GIVEN PASSAGE:
SAMPLE 42: Rice paper with flattened aluminium pie dish
This was the same dish which I had used for sample 33, so it was nice to be able to compare results with the different materials. I made an observational sketch of this sample on page 28 of my sketchbook.
I was very surprised how well this moulding worked with nothing more than wetted rice paper. Unlike sample 33 (made from ModRoc), which is rigid, this sample is pliable, workable and much lighter weight. I would have liked to make some more samples from rice paper, however, I ran out of time.
I had some latex already, so I thought I would try it. I liked the idea that it could be coloured with water-based paint and is soft enough to be sewn into. If used alone, the resulting skin is stretchy. A firm mould/casting can be formed by adding a layer of fabric gauze. A sprinkling of talcum powder prevents the finished latex skin from sticking to itself.
Although latex can be applied by brushing on or dipping, to dip would have required a large amount of latex to fill a suitably-sized contained, so I opted for the brushing technique.
- Cost: Liquid Latex (skin safe) is quite expensive (£13.99/litre from Amazon), but it is economical in the quantity used for each mould.
- Ease of use: Very easy, although it has to dry between each layer, which makes the whole process time-consuming. It also damages the brush used to apply it, but forming a skin around each bristle which builds up over time. A release agent is not necessary. Due to it’s stretchiness, it can be used where there is a undercutting (although deeply undercut surfaces were not successful).
- Reproduction of surface texture/detail: Excellent – every detail is captured.
- Handle: Pliable and rubbery, forming a stretchy skin.
- Potential for colouring and working: It dries to a rather unattractive semi-opaque off-white, which I have found changes to an even less attractive yellowish brown over time. However, it can be successfully combined with acrylic paint before application, which also speeds the drying time.
SAMPLE 43: Latex mould of a polystyrene meat tray
The tray was the same one which I used for sample 26 and had a diamond-shaped base. I started by brushing layers of natural latex onto the surface letting each layer dry between applications. Numerous applications were made over approximately 2 days. Because I don’t find the natural latex colour very attractive, I decided to make the final layer coloured by incorporating some acrylic paint. This gave amazing results (see below: tray left, moulding to the right)

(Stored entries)
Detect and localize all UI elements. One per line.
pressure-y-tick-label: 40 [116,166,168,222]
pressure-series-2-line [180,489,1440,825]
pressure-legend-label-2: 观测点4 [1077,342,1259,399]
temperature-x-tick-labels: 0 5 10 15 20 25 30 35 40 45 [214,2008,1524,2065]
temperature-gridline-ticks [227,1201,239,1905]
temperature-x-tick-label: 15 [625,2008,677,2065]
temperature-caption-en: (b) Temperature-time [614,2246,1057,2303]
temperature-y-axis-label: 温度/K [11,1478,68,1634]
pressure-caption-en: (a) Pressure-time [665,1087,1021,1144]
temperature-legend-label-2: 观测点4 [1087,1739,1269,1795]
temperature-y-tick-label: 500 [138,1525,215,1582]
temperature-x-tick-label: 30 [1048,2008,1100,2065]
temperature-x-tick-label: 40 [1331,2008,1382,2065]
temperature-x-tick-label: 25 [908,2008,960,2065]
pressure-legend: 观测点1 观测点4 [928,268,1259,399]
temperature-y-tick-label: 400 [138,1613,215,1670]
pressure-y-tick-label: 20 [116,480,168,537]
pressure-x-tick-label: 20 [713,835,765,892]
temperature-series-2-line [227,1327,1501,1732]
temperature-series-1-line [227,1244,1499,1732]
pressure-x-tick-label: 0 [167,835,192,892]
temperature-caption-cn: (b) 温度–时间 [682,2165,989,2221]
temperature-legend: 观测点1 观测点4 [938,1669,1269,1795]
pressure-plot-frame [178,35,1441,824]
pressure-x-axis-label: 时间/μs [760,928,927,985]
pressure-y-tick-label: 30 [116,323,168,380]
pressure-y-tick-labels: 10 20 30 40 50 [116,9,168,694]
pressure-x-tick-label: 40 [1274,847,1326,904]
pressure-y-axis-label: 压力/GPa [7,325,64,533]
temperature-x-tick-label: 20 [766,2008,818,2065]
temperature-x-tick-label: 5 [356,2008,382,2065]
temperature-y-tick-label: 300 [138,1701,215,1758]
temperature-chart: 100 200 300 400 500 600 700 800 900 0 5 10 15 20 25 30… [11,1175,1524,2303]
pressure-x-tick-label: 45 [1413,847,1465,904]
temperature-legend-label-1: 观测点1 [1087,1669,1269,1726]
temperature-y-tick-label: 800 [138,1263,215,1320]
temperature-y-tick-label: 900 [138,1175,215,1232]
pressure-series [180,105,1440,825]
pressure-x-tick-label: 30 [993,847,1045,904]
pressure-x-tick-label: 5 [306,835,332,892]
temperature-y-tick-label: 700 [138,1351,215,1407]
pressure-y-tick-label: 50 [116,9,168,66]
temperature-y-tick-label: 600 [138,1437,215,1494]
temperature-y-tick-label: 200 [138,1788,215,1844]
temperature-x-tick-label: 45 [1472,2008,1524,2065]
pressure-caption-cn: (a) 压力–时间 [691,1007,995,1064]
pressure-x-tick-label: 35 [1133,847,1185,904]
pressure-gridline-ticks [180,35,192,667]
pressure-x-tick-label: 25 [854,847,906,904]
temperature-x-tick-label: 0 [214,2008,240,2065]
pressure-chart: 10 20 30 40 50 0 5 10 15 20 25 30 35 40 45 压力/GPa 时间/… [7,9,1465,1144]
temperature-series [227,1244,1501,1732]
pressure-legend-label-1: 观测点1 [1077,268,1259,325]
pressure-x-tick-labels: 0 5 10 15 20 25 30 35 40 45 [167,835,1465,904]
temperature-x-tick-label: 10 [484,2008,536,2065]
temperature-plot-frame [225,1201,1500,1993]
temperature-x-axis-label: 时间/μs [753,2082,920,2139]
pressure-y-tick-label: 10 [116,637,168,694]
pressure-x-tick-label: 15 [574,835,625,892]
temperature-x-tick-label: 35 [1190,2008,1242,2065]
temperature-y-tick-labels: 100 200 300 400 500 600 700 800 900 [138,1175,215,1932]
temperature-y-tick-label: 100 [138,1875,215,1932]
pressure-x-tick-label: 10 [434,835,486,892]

REQUESTS:
1: Answer these questions from the moulding notes:
(a) Which earlier sample was made with the same pie dish as sample 42?
(b) What does a sprinkling of talcum powder do for a latex skin?
(c) Over about how long were the latex layers applied for sample 43?
2: Continue the moulding notes from the point where they stop.

THE REPLIES:
1:
(a) Sample 33.
(b) It prevents the finished latex skin from sticking to itself.
(c) Approximately 2 days.

2:
The diamond showed up as the natural beige colour, where the latex was more thickly applied, but where it was thinner, it was sufficiently transparent as to allow the brown paint to show through, giving a really interesting two-tone effect.
The application of the latex is not uniform, although I think this adds to the samples interest with texture and colour variation.
Because I liked this sample so much, I decided to make another series using the same two-colour technique. I have also made some observational drawings and analogies on pages 24-26 of my sketchbook.
SAMPLE 44: Latex mould of a chard leaf
Using the same method as above I applied layers of latex to a chard leaf from my garden.
The leaf was quite floppy and highly textured with a lot of undercutting, so I wasn’t particularly optimistic about the results. However, the finished sample is an excellent replica of the original surface, made even more dramatic by the use of a final coat of latex coloured with acrylic paint.
The sample is also highly tactile and stretchy. I made observational drawings on page 22 of my sketchbook.
Despite initially loving this sample, I have been disappointed with how the uncoloured latex has discoloured over time (see below)
In future, I shall not leave any latex in it’s natural (uncoloured) state.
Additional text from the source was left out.